Layout coordinate data:
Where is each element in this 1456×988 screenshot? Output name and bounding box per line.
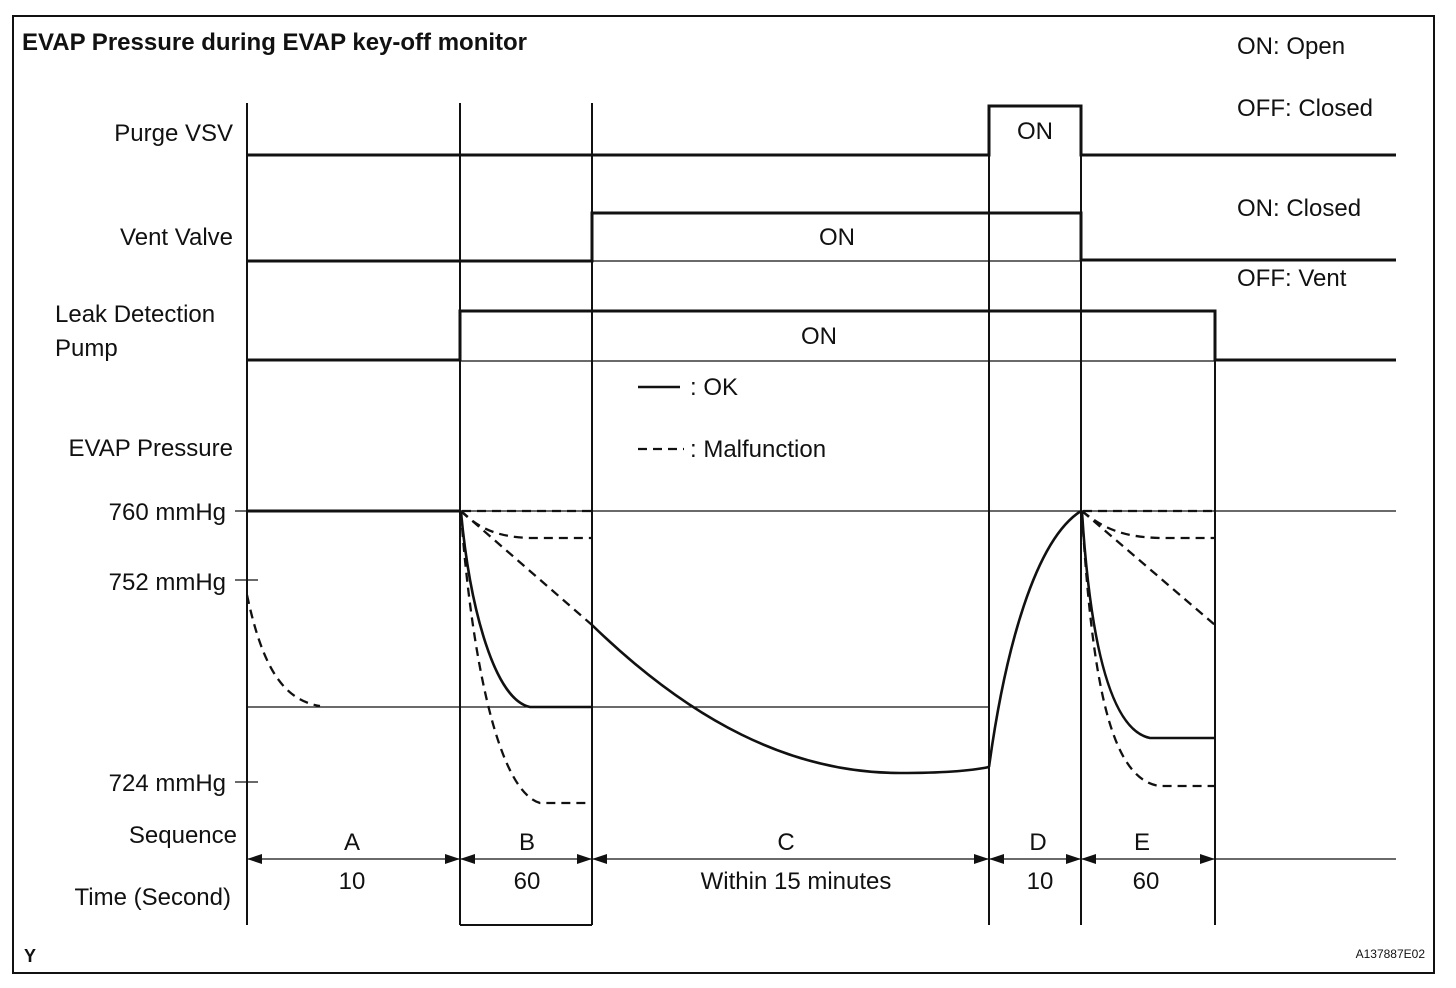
row-label-sequence: Sequence [129, 822, 237, 849]
purge-on-legend: ON: Open [1237, 33, 1345, 60]
pressure-label-760: 760 mmHg [109, 499, 226, 526]
purge-off-legend: OFF: Closed [1237, 95, 1373, 122]
leak-pump-signal [247, 309, 1396, 362]
ok-legend-text: : OK [690, 374, 738, 401]
pressure-label-752: 752 mmHg [109, 569, 226, 596]
sequence-time-e: 60 [1133, 868, 1160, 895]
vent-valve-signal [247, 211, 1396, 263]
row-label-evap-pressure: EVAP Pressure [68, 435, 233, 462]
pump-on-state: ON [801, 323, 837, 350]
row-label-time: Time (Second) [75, 884, 232, 911]
sequence-id-a: A [344, 829, 360, 856]
phase-e-pressure [1080, 509, 1216, 788]
timeline-arrows [247, 854, 1215, 864]
malfunction-legend-text: : Malfunction [690, 436, 826, 463]
vent-on-state: ON [819, 224, 855, 251]
sequence-id-b: B [519, 829, 535, 856]
phase-b-pressure [459, 509, 593, 805]
sequence-id-d: D [1029, 829, 1046, 856]
sequence-time-c: Within 15 minutes [701, 868, 892, 895]
row-label-purge-vsv: Purge VSV [114, 120, 233, 147]
sequence-time-b: 60 [514, 868, 541, 895]
row-label-leak-pump-1: Leak Detection [55, 301, 215, 328]
purge-on-state: ON [1017, 118, 1053, 145]
corner-mark: Y [24, 946, 36, 966]
sequence-time-d: 10 [1027, 868, 1054, 895]
pressure-label-724: 724 mmHg [109, 770, 226, 797]
sequence-time-a: 10 [339, 868, 366, 895]
purge-vsv-signal [247, 104, 1396, 157]
vent-off-legend: OFF: Vent [1237, 265, 1347, 292]
sequence-id-e: E [1134, 829, 1150, 856]
figure-frame [12, 15, 1435, 974]
figure-title: EVAP Pressure during EVAP key-off monito… [22, 29, 527, 56]
figure-code: A137887E02 [1356, 947, 1426, 961]
row-label-leak-pump-2: Pump [55, 335, 118, 362]
sequence-id-c: C [777, 829, 794, 856]
row-label-vent-valve: Vent Valve [120, 224, 233, 251]
phase-a-reference-curve [245, 594, 321, 708]
phase-c-pressure-curve [591, 624, 990, 775]
vent-on-legend: ON: Closed [1237, 195, 1361, 222]
phase-d-pressure-curve [987, 509, 1082, 768]
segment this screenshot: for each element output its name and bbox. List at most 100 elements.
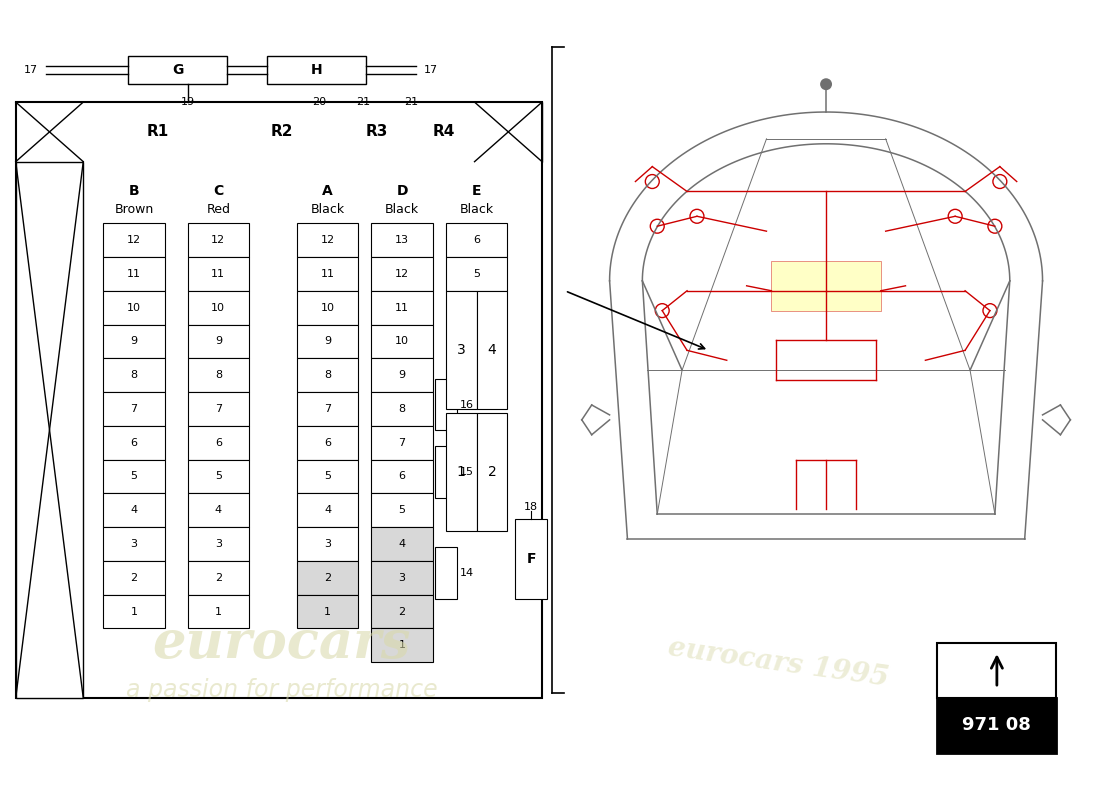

Task goal: Rewrite all of the records with "mmHg" changed to "kPa" and nothing else altered. Omit the pictures from your answer.

Response:
Where is each element in this 1456×988 screenshot? Output name and bounding box per line.
row-label-sequence: Sequence [129, 822, 237, 849]
purge-on-legend: ON: Open [1237, 33, 1345, 60]
pressure-label-760: 760 kPa [109, 499, 226, 526]
purge-off-legend: OFF: Closed [1237, 95, 1373, 122]
leak-pump-signal [247, 309, 1396, 362]
ok-legend-text: : OK [690, 374, 738, 401]
pressure-label-752: 752 kPa [109, 569, 226, 596]
sequence-time-e: 60 [1133, 868, 1160, 895]
vent-valve-signal [247, 211, 1396, 263]
row-label-evap-pressure: EVAP Pressure [68, 435, 233, 462]
pump-on-state: ON [801, 323, 837, 350]
row-label-time: Time (Second) [75, 884, 232, 911]
sequence-id-a: A [344, 829, 360, 856]
phase-e-pressure [1080, 509, 1216, 788]
timeline-arrows [247, 854, 1215, 864]
malfunction-legend-text: : Malfunction [690, 436, 826, 463]
vent-on-state: ON [819, 224, 855, 251]
sequence-id-b: B [519, 829, 535, 856]
phase-b-pressure [459, 509, 593, 805]
sequence-id-d: D [1029, 829, 1046, 856]
sequence-time-c: Within 15 minutes [701, 868, 892, 895]
row-label-purge-vsv: Purge VSV [114, 120, 233, 147]
sequence-time-b: 60 [514, 868, 541, 895]
row-label-leak-pump-1: Leak Detection [55, 301, 215, 328]
purge-on-state: ON [1017, 118, 1053, 145]
corner-mark: Y [24, 946, 36, 966]
sequence-time-d: 10 [1027, 868, 1054, 895]
pressure-label-724: 724 kPa [109, 770, 226, 797]
sequence-time-a: 10 [339, 868, 366, 895]
purge-vsv-signal [247, 104, 1396, 157]
vent-off-legend: OFF: Vent [1237, 265, 1347, 292]
sequence-id-e: E [1134, 829, 1150, 856]
figure-frame [12, 15, 1435, 974]
figure-title: EVAP Pressure during EVAP key-off monito… [22, 29, 527, 56]
figure-code: A137887E02 [1356, 947, 1426, 961]
row-label-leak-pump-2: Pump [55, 335, 118, 362]
sequence-id-c: C [777, 829, 794, 856]
row-label-vent-valve: Vent Valve [120, 224, 233, 251]
phase-a-reference-curve [245, 594, 321, 708]
phase-c-pressure-curve [591, 624, 990, 775]
vent-on-legend: ON: Closed [1237, 195, 1361, 222]
phase-d-pressure-curve [987, 509, 1082, 768]
segment this screenshot: for each element output its name and bbox. List at most 100 elements.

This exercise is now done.